Records shown:
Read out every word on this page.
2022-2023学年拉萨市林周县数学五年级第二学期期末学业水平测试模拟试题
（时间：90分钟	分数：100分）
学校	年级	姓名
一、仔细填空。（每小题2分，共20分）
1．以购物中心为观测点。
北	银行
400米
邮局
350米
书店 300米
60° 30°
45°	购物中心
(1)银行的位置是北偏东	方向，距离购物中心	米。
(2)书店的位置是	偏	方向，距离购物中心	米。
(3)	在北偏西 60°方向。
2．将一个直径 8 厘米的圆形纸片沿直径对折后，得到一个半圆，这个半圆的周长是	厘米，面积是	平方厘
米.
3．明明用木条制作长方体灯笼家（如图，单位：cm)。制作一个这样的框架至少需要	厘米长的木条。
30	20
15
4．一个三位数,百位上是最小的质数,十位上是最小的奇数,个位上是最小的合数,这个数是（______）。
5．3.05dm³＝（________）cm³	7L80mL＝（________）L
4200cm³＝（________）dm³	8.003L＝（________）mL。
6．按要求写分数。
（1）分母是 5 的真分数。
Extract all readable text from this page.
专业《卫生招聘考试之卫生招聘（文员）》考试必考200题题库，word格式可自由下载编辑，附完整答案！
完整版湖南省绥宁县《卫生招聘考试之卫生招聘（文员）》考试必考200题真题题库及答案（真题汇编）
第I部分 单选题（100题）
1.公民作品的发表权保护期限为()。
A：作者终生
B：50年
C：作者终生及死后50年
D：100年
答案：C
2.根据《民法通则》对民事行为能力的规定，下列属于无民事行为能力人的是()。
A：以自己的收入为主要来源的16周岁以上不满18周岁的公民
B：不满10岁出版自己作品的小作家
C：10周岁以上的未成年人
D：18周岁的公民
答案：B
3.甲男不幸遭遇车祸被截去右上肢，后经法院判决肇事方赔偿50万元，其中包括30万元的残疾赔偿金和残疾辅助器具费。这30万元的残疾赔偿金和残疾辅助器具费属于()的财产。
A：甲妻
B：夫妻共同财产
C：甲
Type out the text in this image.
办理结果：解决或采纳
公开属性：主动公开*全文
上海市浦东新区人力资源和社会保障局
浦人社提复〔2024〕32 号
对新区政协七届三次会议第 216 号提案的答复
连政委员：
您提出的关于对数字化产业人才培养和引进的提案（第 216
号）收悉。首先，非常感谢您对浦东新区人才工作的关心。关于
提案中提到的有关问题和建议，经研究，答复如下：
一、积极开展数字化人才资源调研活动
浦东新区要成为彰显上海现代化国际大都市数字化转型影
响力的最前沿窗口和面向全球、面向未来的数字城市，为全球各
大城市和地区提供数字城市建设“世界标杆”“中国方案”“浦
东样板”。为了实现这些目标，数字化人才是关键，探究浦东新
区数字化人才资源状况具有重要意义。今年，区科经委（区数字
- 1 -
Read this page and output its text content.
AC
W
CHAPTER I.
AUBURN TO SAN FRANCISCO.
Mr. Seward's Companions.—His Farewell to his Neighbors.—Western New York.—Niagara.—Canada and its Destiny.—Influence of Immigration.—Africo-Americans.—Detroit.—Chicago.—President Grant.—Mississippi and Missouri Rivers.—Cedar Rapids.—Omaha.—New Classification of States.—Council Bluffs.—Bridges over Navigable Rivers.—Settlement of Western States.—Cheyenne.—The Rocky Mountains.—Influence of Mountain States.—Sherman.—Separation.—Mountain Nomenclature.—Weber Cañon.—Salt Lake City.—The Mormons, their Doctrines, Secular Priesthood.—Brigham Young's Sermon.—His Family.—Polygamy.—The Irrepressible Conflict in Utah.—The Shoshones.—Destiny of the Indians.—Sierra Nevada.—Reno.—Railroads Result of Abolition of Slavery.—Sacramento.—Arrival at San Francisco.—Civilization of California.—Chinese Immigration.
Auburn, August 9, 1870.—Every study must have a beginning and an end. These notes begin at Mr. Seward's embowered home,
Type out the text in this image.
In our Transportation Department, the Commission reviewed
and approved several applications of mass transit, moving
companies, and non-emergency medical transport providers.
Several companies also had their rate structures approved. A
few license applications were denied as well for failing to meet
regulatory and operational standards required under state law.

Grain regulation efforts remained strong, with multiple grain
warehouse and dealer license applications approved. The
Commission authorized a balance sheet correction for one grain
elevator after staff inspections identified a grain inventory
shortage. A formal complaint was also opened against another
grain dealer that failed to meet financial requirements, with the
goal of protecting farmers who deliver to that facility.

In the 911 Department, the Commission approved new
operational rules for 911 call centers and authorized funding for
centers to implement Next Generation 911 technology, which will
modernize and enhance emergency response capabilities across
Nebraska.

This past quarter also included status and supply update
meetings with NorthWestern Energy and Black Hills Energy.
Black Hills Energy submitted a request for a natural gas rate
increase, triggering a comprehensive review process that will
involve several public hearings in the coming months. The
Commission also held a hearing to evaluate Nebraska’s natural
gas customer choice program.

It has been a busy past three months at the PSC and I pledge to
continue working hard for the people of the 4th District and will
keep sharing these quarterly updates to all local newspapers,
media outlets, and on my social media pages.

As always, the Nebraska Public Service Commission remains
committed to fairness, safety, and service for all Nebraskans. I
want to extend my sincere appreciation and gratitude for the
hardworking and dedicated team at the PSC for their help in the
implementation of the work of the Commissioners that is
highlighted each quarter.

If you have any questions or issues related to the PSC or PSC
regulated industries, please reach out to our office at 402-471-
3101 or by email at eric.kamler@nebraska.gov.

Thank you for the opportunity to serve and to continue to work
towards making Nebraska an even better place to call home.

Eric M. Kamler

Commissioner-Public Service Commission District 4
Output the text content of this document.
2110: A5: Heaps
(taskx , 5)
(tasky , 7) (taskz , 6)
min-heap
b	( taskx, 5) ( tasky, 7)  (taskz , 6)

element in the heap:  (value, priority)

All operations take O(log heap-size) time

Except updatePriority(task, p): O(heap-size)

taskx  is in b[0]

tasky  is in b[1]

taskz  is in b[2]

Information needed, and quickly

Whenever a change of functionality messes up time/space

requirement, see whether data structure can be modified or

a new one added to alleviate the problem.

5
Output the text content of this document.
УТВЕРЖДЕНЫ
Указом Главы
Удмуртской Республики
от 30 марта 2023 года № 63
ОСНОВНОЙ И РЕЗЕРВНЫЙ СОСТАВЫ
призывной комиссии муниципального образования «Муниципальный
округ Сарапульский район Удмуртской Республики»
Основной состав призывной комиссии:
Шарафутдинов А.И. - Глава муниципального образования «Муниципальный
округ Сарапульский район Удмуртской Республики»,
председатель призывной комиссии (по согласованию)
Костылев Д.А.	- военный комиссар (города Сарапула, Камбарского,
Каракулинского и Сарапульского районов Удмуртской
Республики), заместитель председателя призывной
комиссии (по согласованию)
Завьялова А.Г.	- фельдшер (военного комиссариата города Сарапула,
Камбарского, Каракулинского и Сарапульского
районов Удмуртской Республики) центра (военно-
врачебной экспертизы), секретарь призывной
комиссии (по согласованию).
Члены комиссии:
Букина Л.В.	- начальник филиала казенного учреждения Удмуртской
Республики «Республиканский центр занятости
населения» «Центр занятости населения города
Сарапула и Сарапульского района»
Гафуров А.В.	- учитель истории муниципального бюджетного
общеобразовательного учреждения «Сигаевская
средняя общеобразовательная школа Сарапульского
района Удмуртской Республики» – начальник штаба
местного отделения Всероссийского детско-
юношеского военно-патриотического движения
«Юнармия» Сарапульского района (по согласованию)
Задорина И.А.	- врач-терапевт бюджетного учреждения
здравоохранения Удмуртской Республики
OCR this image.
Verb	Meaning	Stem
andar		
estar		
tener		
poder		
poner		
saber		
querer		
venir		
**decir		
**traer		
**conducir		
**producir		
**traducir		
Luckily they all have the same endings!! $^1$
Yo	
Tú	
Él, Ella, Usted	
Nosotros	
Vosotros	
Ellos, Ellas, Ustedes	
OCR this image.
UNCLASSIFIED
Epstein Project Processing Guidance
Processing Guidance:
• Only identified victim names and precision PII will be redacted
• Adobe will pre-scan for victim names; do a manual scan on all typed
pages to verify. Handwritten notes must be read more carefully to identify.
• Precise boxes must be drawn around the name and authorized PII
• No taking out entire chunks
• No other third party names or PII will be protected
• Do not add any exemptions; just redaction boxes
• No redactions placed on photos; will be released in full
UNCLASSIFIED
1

Required task:
Among the lines above, how many contain the string "applications"? State the number alone.

Expected answer:
3